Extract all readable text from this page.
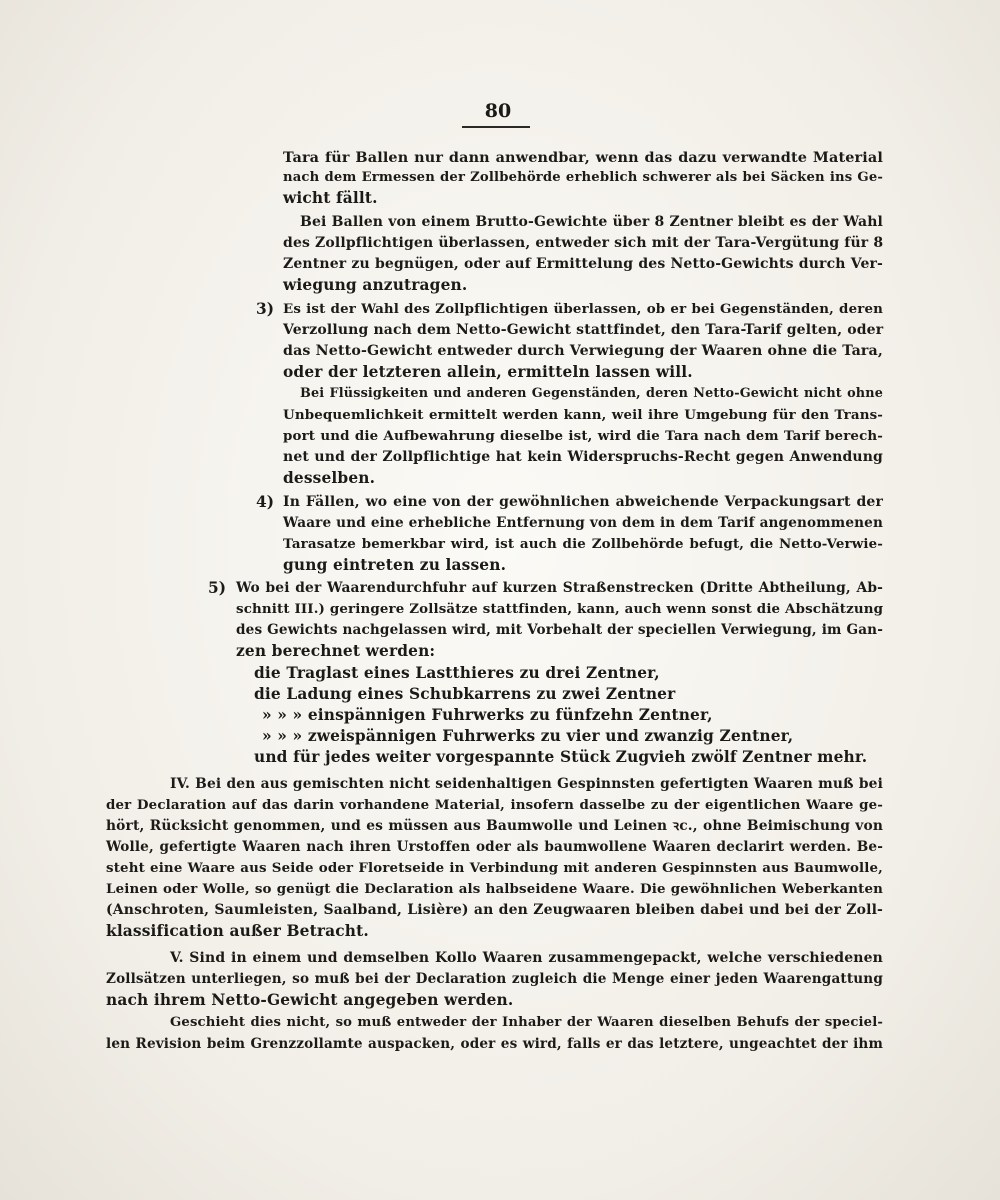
80
Tara für Ballen nur dann anwendbar, wenn das dazu verwandte Material
nach dem Ermessen der Zollbehörde erheblich schwerer als bei Säcken ins Ge-
wicht fällt.
Bei Ballen von einem Brutto-Gewichte über 8 Zentner bleibt es der Wahl
des Zollpflichtigen überlassen, entweder sich mit der Tara-Vergütung für 8
Zentner zu begnügen, oder auf Ermittelung des Netto-Gewichts durch Ver-
wiegung anzutragen.
3) Es ist der Wahl des Zollpflichtigen überlassen, ob er bei Gegenständen, deren
Verzollung nach dem Netto-Gewicht stattfindet, den Tara-Tarif gelten, oder
das Netto-Gewicht entweder durch Verwiegung der Waaren ohne die Tara,
oder der letzteren allein, ermitteln lassen will.
Bei Flüssigkeiten und anderen Gegenständen, deren Netto-Gewicht nicht ohne
Unbequemlichkeit ermittelt werden kann, weil ihre Umgebung für den Trans-
port und die Aufbewahrung dieselbe ist, wird die Tara nach dem Tarif berech-
net und der Zollpflichtige hat kein Widerspruchs-Recht gegen Anwendung
desselben.
4) In Fällen, wo eine von der gewöhnlichen abweichende Verpackungsart der
Waare und eine erhebliche Entfernung von dem in dem Tarif angenommenen
Tarasatze bemerkbar wird, ist auch die Zollbehörde befugt, die Netto-Verwie-
gung eintreten zu lassen.
5) Wo bei der Waarendurchfuhr auf kurzen Straßenstrecken (Dritte Abtheilung, Ab-
schnitt III.) geringere Zollsätze stattfinden, kann, auch wenn sonst die Abschätzung
des Gewichts nachgelassen wird, mit Vorbehalt der speciellen Verwiegung, im Gan-
zen berechnet werden:
die Traglast eines Lastthieres zu drei Zentner,
die Ladung eines Schubkarrens zu zwei Zentner
» » » einspännigen Fuhrwerks zu fünfzehn Zentner,
» » » zweispännigen Fuhrwerks zu vier und zwanzig Zentner,
und für jedes weiter vorgespannte Stück Zugvieh zwölf Zentner mehr.
IV. Bei den aus gemischten nicht seidenhaltigen Gespinnsten gefertigten Waaren muß bei
der Declaration auf das darin vorhandene Material, insofern dasselbe zu der eigentlichen Waare ge-
hört, Rücksicht genommen, und es müssen aus Baumwolle und Leinen ꝛc., ohne Beimischung von
Wolle, gefertigte Waaren nach ihren Urstoffen oder als baumwollene Waaren declarirt werden. Be-
steht eine Waare aus Seide oder Floretseide in Verbindung mit anderen Gespinnsten aus Baumwolle,
Leinen oder Wolle, so genügt die Declaration als halbseidene Waare. Die gewöhnlichen Weberkanten
(Anschroten, Saumleisten, Saalband, Lisière) an den Zeugwaaren bleiben dabei und bei der Zoll-
klassification außer Betracht.
V. Sind in einem und demselben Kollo Waaren zusammengepackt, welche verschiedenen
Zollsätzen unterliegen, so muß bei der Declaration zugleich die Menge einer jeden Waarengattung
nach ihrem Netto-Gewicht angegeben werden.
Geschieht dies nicht, so muß entweder der Inhaber der Waaren dieselben Behufs der speciel-
len Revision beim Grenzzollamte auspacken, oder es wird, falls er das letztere, ungeachtet der ihm
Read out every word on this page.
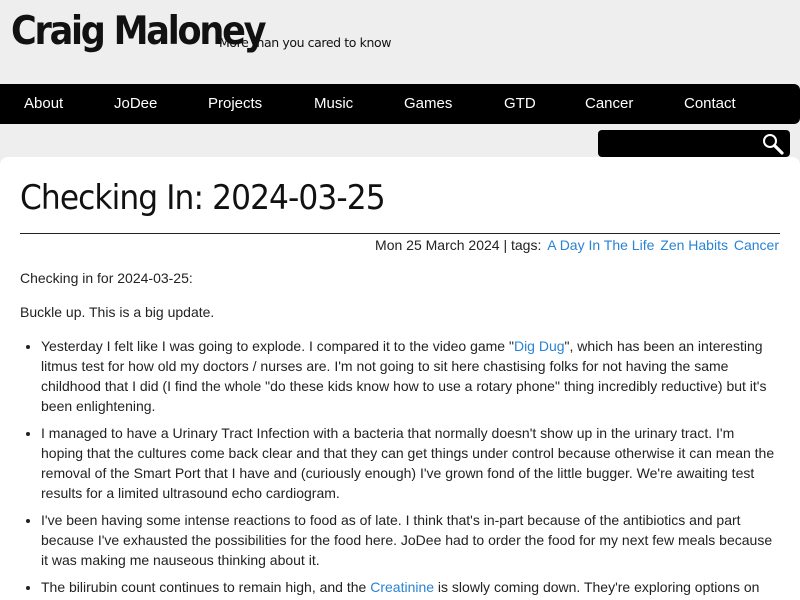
Craig Maloney
More than you cared to know
About	JoDee	Projects	Music	Games	GTD	Cancer	Contact
Checking In: 2024-03-25
Mon 25 March 2024 | tags: A Day In The Life Zen Habits Cancer

Checking in for 2024-03-25:

Buckle up. This is a big update.

• Yesterday I felt like I was going to explode. I compared it to the video game "Dig Dug", which has been an interesting litmus test for how old my doctors / nurses are. I'm not going to sit here chastising folks for not having the same childhood that I did (I find the whole "do these kids know how to use a rotary phone" thing incredibly reductive) but it's been enlightening.
• I managed to have a Urinary Tract Infection with a bacteria that normally doesn't show up in the urinary tract. I'm hoping that the cultures come back clear and that they can get things under control because otherwise it can mean the removal of the Smart Port that I have and (curiously enough) I've grown fond of the little bugger. We're awaiting test results for a limited ultrasound echo cardiogram.
• I've been having some intense reactions to food as of late. I think that's in-part because of the antibiotics and part because I've exhausted the possibilities for the food here. JoDee had to order the food for my next few meals because it was making me nauseous thinking about it.
• The bilirubin count continues to remain high, and the Creatinine is slowly coming down. They're exploring options on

WHAT IS EXPECTED
Without including any picture, copy the listing above exactly and in full.

RESULT OF THE EXERCISE
Extract all readable text from this page.
80
Tara für Ballen nur dann anwendbar, wenn das dazu verwandte Material
nach dem Ermessen der Zollbehörde erheblich schwerer als bei Säcken ins Ge-
wicht fällt.
Bei Ballen von einem Brutto-Gewichte über 8 Zentner bleibt es der Wahl
des Zollpflichtigen überlassen, entweder sich mit der Tara-Vergütung für 8
Zentner zu begnügen, oder auf Ermittelung des Netto-Gewichts durch Ver-
wiegung anzutragen.
3) Es ist der Wahl des Zollpflichtigen überlassen, ob er bei Gegenständen, deren
Verzollung nach dem Netto-Gewicht stattfindet, den Tara-Tarif gelten, oder
das Netto-Gewicht entweder durch Verwiegung der Waaren ohne die Tara,
oder der letzteren allein, ermitteln lassen will.
Bei Flüssigkeiten und anderen Gegenständen, deren Netto-Gewicht nicht ohne
Unbequemlichkeit ermittelt werden kann, weil ihre Umgebung für den Trans-
port und die Aufbewahrung dieselbe ist, wird die Tara nach dem Tarif berech-
net und der Zollpflichtige hat kein Widerspruchs-Recht gegen Anwendung
desselben.
4) In Fällen, wo eine von der gewöhnlichen abweichende Verpackungsart der
Waare und eine erhebliche Entfernung von dem in dem Tarif angenommenen
Tarasatze bemerkbar wird, ist auch die Zollbehörde befugt, die Netto-Verwie-
gung eintreten zu lassen.
5) Wo bei der Waarendurchfuhr auf kurzen Straßenstrecken (Dritte Abtheilung, Ab-
schnitt III.) geringere Zollsätze stattfinden, kann, auch wenn sonst die Abschätzung
des Gewichts nachgelassen wird, mit Vorbehalt der speciellen Verwiegung, im Gan-
zen berechnet werden:
die Traglast eines Lastthieres zu drei Zentner,
die Ladung eines Schubkarrens zu zwei Zentner
» » » einspännigen Fuhrwerks zu fünfzehn Zentner,
» » » zweispännigen Fuhrwerks zu vier und zwanzig Zentner,
und für jedes weiter vorgespannte Stück Zugvieh zwölf Zentner mehr.
IV. Bei den aus gemischten nicht seidenhaltigen Gespinnsten gefertigten Waaren muß bei
der Declaration auf das darin vorhandene Material, insofern dasselbe zu der eigentlichen Waare ge-
hört, Rücksicht genommen, und es müssen aus Baumwolle und Leinen ꝛc., ohne Beimischung von
Wolle, gefertigte Waaren nach ihren Urstoffen oder als baumwollene Waaren declarirt werden. Be-
steht eine Waare aus Seide oder Floretseide in Verbindung mit anderen Gespinnsten aus Baumwolle,
Leinen oder Wolle, so genügt die Declaration als halbseidene Waare. Die gewöhnlichen Weberkanten
(Anschroten, Saumleisten, Saalband, Lisière) an den Zeugwaaren bleiben dabei und bei der Zoll-
klassification außer Betracht.
V. Sind in einem und demselben Kollo Waaren zusammengepackt, welche verschiedenen
Zollsätzen unterliegen, so muß bei der Declaration zugleich die Menge einer jeden Waarengattung
nach ihrem Netto-Gewicht angegeben werden.
Geschieht dies nicht, so muß entweder der Inhaber der Waaren dieselben Behufs der speciel-
len Revision beim Grenzzollamte auspacken, oder es wird, falls er das letztere, ungeachtet der ihm
Read out every word on this page.
Craig Maloney
More than you cared to know
About	JoDee	Projects	Music	Games	GTD	Cancer	Contact
Checking In: 2024-03-25
Mon 25 March 2024 | tags: A Day In The Life Zen Habits Cancer

Checking in for 2024-03-25:

Buckle up. This is a big update.

• Yesterday I felt like I was going to explode. I compared it to the video game "Dig Dug", which has been an interesting litmus test for how old my doctors / nurses are. I'm not going to sit here chastising folks for not having the same childhood that I did (I find the whole "do these kids know how to use a rotary phone" thing incredibly reductive) but it's been enlightening.
• I managed to have a Urinary Tract Infection with a bacteria that normally doesn't show up in the urinary tract. I'm hoping that the cultures come back clear and that they can get things under control because otherwise it can mean the removal of the Smart Port that I have and (curiously enough) I've grown fond of the little bugger. We're awaiting test results for a limited ultrasound echo cardiogram.
• I've been having some intense reactions to food as of late. I think that's in-part because of the antibiotics and part because I've exhausted the possibilities for the food here. JoDee had to order the food for my next few meals because it was making me nauseous thinking about it.
• The bilirubin count continues to remain high, and the Creatinine is slowly coming down. They're exploring options on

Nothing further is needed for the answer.